* Given task: Copy out all the records, word for word.

* Material shown:
········
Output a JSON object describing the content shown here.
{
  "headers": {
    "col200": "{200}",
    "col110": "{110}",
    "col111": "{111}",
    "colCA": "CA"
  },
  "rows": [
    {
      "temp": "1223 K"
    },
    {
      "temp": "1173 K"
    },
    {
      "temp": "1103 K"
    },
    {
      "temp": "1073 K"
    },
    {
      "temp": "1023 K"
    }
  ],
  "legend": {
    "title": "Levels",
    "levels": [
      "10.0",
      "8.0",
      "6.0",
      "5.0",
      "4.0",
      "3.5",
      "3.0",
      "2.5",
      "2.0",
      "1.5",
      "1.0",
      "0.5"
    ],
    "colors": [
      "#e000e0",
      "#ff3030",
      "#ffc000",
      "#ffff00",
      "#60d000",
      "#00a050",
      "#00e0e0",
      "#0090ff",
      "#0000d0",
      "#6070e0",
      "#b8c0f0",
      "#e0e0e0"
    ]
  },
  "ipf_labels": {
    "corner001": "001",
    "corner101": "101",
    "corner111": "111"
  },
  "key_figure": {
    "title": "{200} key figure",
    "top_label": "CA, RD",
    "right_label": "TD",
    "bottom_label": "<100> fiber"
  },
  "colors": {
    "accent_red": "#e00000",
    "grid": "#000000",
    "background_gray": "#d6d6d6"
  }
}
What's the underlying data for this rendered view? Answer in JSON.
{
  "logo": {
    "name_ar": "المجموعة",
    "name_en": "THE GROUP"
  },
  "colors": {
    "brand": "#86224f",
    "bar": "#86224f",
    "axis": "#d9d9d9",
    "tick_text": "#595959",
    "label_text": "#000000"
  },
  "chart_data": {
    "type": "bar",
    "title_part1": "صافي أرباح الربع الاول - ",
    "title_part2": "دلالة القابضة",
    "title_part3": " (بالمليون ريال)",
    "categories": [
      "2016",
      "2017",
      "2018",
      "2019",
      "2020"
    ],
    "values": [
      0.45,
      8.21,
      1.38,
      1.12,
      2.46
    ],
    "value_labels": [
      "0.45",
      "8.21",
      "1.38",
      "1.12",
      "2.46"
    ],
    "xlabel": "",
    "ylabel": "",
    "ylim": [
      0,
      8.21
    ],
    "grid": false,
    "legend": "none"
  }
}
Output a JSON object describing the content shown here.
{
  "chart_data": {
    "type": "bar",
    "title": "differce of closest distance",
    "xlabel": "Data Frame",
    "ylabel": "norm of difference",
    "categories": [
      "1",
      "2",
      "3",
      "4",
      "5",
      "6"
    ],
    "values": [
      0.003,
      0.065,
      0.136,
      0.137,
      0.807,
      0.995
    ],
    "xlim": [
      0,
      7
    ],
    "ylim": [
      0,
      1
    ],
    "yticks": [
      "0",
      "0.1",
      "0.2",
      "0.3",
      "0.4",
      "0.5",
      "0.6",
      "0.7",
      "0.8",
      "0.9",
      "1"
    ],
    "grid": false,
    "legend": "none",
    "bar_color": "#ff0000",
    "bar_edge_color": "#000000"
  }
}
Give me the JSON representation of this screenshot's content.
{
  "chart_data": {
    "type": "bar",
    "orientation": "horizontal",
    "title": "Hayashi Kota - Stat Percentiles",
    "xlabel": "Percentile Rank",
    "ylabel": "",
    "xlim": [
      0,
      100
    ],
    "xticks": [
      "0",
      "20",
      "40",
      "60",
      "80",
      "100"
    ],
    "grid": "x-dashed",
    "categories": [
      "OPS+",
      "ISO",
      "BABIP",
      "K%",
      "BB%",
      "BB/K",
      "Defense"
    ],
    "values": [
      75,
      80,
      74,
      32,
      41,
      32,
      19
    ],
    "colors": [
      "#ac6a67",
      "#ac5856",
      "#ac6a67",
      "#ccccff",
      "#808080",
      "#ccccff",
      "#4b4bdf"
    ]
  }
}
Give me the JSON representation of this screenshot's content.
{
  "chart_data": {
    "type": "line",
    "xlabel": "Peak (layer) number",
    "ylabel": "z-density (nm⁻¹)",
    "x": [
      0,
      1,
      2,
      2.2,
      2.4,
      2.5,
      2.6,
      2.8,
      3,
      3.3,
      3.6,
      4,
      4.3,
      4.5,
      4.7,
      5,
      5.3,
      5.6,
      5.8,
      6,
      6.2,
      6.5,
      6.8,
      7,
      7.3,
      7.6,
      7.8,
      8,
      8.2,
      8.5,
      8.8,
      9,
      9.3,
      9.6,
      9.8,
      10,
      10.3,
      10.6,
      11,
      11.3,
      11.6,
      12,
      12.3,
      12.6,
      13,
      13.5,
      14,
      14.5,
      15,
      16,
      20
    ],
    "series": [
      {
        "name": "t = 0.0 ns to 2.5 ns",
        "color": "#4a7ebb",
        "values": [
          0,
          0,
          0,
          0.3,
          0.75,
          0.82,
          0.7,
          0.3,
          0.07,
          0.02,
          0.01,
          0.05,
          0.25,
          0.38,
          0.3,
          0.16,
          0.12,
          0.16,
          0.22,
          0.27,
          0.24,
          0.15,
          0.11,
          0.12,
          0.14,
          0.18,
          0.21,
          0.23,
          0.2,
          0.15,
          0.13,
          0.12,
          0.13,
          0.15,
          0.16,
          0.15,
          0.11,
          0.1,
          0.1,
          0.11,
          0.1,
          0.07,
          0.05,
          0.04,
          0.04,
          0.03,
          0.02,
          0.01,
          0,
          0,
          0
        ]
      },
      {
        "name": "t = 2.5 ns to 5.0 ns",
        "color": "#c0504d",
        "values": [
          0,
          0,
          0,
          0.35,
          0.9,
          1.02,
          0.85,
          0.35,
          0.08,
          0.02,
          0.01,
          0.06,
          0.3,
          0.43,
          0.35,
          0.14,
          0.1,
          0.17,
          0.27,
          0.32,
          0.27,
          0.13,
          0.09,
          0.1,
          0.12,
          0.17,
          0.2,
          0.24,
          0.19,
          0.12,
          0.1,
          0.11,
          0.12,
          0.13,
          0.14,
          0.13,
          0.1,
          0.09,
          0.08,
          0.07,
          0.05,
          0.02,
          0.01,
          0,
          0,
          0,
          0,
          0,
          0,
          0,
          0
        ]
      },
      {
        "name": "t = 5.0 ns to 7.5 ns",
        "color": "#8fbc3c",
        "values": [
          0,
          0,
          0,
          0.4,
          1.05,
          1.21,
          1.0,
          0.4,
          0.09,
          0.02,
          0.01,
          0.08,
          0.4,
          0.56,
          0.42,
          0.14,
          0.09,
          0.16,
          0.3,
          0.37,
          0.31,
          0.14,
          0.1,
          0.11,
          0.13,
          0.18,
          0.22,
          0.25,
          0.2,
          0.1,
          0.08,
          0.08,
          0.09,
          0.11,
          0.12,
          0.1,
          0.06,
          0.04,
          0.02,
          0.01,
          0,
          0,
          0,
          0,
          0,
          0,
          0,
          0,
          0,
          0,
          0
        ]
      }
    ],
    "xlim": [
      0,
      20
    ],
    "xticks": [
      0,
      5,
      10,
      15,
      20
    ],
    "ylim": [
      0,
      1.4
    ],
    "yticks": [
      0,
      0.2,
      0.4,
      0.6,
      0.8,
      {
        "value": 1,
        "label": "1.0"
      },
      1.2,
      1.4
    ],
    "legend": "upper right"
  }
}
········
* Answer below:
Output a JSON object describing the content shown here.
{
  "headers": {
    "col200": "{200}",
    "col110": "{110}",
    "col111": "{111}",
    "colCA": "CA"
  },
  "rows": [
    {
      "temp": "1223 K"
    },
    {
      "temp": "1173 K"
    },
    {
      "temp": "1103 K"
    },
    {
      "temp": "1073 K"
    },
    {
      "temp": "1023 K"
    }
  ],
  "legend": {
    "title": "Levels",
    "levels": [
      "10.0",
      "8.0",
      "6.0",
      "5.0",
      "4.0",
      "3.5",
      "3.0",
      "2.5",
      "2.0",
      "1.5",
      "1.0",
      "0.5"
    ],
    "colors": [
      "#e000e0",
      "#ff3030",
      "#ffc000",
      "#ffff00",
      "#60d000",
      "#00a050",
      "#00e0e0",
      "#0090ff",
      "#0000d0",
      "#6070e0",
      "#b8c0f0",
      "#e0e0e0"
    ]
  },
  "ipf_labels": {
    "corner001": "001",
    "corner101": "101",
    "corner111": "111"
  },
  "key_figure": {
    "title": "{200} key figure",
    "top_label": "CA, RD",
    "right_label": "TD",
    "bottom_label": "<100> fiber"
  },
  "colors": {
    "accent_red": "#e00000",
    "grid": "#000000",
    "background_gray": "#d6d6d6"
  }
}
What's the underlying data for this rendered view? Answer in JSON.
{
  "logo": {
    "name_ar": "المجموعة",
    "name_en": "THE GROUP"
  },
  "colors": {
    "brand": "#86224f",
    "bar": "#86224f",
    "axis": "#d9d9d9",
    "tick_text": "#595959",
    "label_text": "#000000"
  },
  "chart_data": {
    "type": "bar",
    "title_part1": "صافي أرباح الربع الاول - ",
    "title_part2": "دلالة القابضة",
    "title_part3": " (بالمليون ريال)",
    "categories": [
      "2016",
      "2017",
      "2018",
      "2019",
      "2020"
    ],
    "values": [
      0.45,
      8.21,
      1.38,
      1.12,
      2.46
    ],
    "value_labels": [
      "0.45",
      "8.21",
      "1.38",
      "1.12",
      "2.46"
    ],
    "xlabel": "",
    "ylabel": "",
    "ylim": [
      0,
      8.21
    ],
    "grid": false,
    "legend": "none"
  }
}
Output a JSON object describing the content shown here.
{
  "chart_data": {
    "type": "bar",
    "title": "differce of closest distance",
    "xlabel": "Data Frame",
    "ylabel": "norm of difference",
    "categories": [
      "1",
      "2",
      "3",
      "4",
      "5",
      "6"
    ],
    "values": [
      0.003,
      0.065,
      0.136,
      0.137,
      0.807,
      0.995
    ],
    "xlim": [
      0,
      7
    ],
    "ylim": [
      0,
      1
    ],
    "yticks": [
      "0",
      "0.1",
      "0.2",
      "0.3",
      "0.4",
      "0.5",
      "0.6",
      "0.7",
      "0.8",
      "0.9",
      "1"
    ],
    "grid": false,
    "legend": "none",
    "bar_color": "#ff0000",
    "bar_edge_color": "#000000"
  }
}
Give me the JSON representation of this screenshot's content.
{
  "chart_data": {
    "type": "bar",
    "orientation": "horizontal",
    "title": "Hayashi Kota - Stat Percentiles",
    "xlabel": "Percentile Rank",
    "ylabel": "",
    "xlim": [
      0,
      100
    ],
    "xticks": [
      "0",
      "20",
      "40",
      "60",
      "80",
      "100"
    ],
    "grid": "x-dashed",
    "categories": [
      "OPS+",
      "ISO",
      "BABIP",
      "K%",
      "BB%",
      "BB/K",
      "Defense"
    ],
    "values": [
      75,
      80,
      74,
      32,
      41,
      32,
      19
    ],
    "colors": [
      "#ac6a67",
      "#ac5856",
      "#ac6a67",
      "#ccccff",
      "#808080",
      "#ccccff",
      "#4b4bdf"
    ]
  }
}
Give me the JSON representation of this screenshot's content.
{
  "chart_data": {
    "type": "line",
    "xlabel": "Peak (layer) number",
    "ylabel": "z-density (nm⁻¹)",
    "x": [
      0,
      1,
      2,
      2.2,
      2.4,
      2.5,
      2.6,
      2.8,
      3,
      3.3,
      3.6,
      4,
      4.3,
      4.5,
      4.7,
      5,
      5.3,
      5.6,
      5.8,
      6,
      6.2,
      6.5,
      6.8,
      7,
      7.3,
      7.6,
      7.8,
      8,
      8.2,
      8.5,
      8.8,
      9,
      9.3,
      9.6,
      9.8,
      10,
      10.3,
      10.6,
      11,
      11.3,
      11.6,
      12,
      12.3,
      12.6,
      13,
      13.5,
      14,
      14.5,
      15,
      16,
      20
    ],
    "series": [
      {
        "name": "t = 0.0 ns to 2.5 ns",
        "color": "#4a7ebb",
        "values": [
          0,
          0,
          0,
          0.3,
          0.75,
          0.82,
          0.7,
          0.3,
          0.07,
          0.02,
          0.01,
          0.05,
          0.25,
          0.38,
          0.3,
          0.16,
          0.12,
          0.16,
          0.22,
          0.27,
          0.24,
          0.15,
          0.11,
          0.12,
          0.14,
          0.18,
          0.21,
          0.23,
          0.2,
          0.15,
          0.13,
          0.12,
          0.13,
          0.15,
          0.16,
          0.15,
          0.11,
          0.1,
          0.1,
          0.11,
          0.1,
          0.07,
          0.05,
          0.04,
          0.04,
          0.03,
          0.02,
          0.01,
          0,
          0,
          0
        ]
      },
      {
        "name": "t = 2.5 ns to 5.0 ns",
        "color": "#c0504d",
        "values": [
          0,
          0,
          0,
          0.35,
          0.9,
          1.02,
          0.85,
          0.35,
          0.08,
          0.02,
          0.01,
          0.06,
          0.3,
          0.43,
          0.35,
          0.14,
          0.1,
          0.17,
          0.27,
          0.32,
          0.27,
          0.13,
          0.09,
          0.1,
          0.12,
          0.17,
          0.2,
          0.24,
          0.19,
          0.12,
          0.1,
          0.11,
          0.12,
          0.13,
          0.14,
          0.13,
          0.1,
          0.09,
          0.08,
          0.07,
          0.05,
          0.02,
          0.01,
          0,
          0,
          0,
          0,
          0,
          0,
          0,
          0
        ]
      },
      {
        "name": "t = 5.0 ns to 7.5 ns",
        "color": "#8fbc3c",
        "values": [
          0,
          0,
          0,
          0.4,
          1.05,
          1.21,
          1.0,
          0.4,
          0.09,
          0.02,
          0.01,
          0.08,
          0.4,
          0.56,
          0.42,
          0.14,
          0.09,
          0.16,
          0.3,
          0.37,
          0.31,
          0.14,
          0.1,
          0.11,
          0.13,
          0.18,
          0.22,
          0.25,
          0.2,
          0.1,
          0.08,
          0.08,
          0.09,
          0.11,
          0.12,
          0.1,
          0.06,
          0.04,
          0.02,
          0.01,
          0,
          0,
          0,
          0,
          0,
          0,
          0,
          0,
          0,
          0,
          0
        ]
      }
    ],
    "xlim": [
      0,
      20
    ],
    "xticks": [
      0,
      5,
      10,
      15,
      20
    ],
    "ylim": [
      0,
      1.4
    ],
    "yticks": [
      0,
      0.2,
      0.4,
      0.6,
      0.8,
      {
        "value": 1,
        "label": "1.0"
      },
      1.2,
      1.4
    ],
    "legend": "upper right"
  }
}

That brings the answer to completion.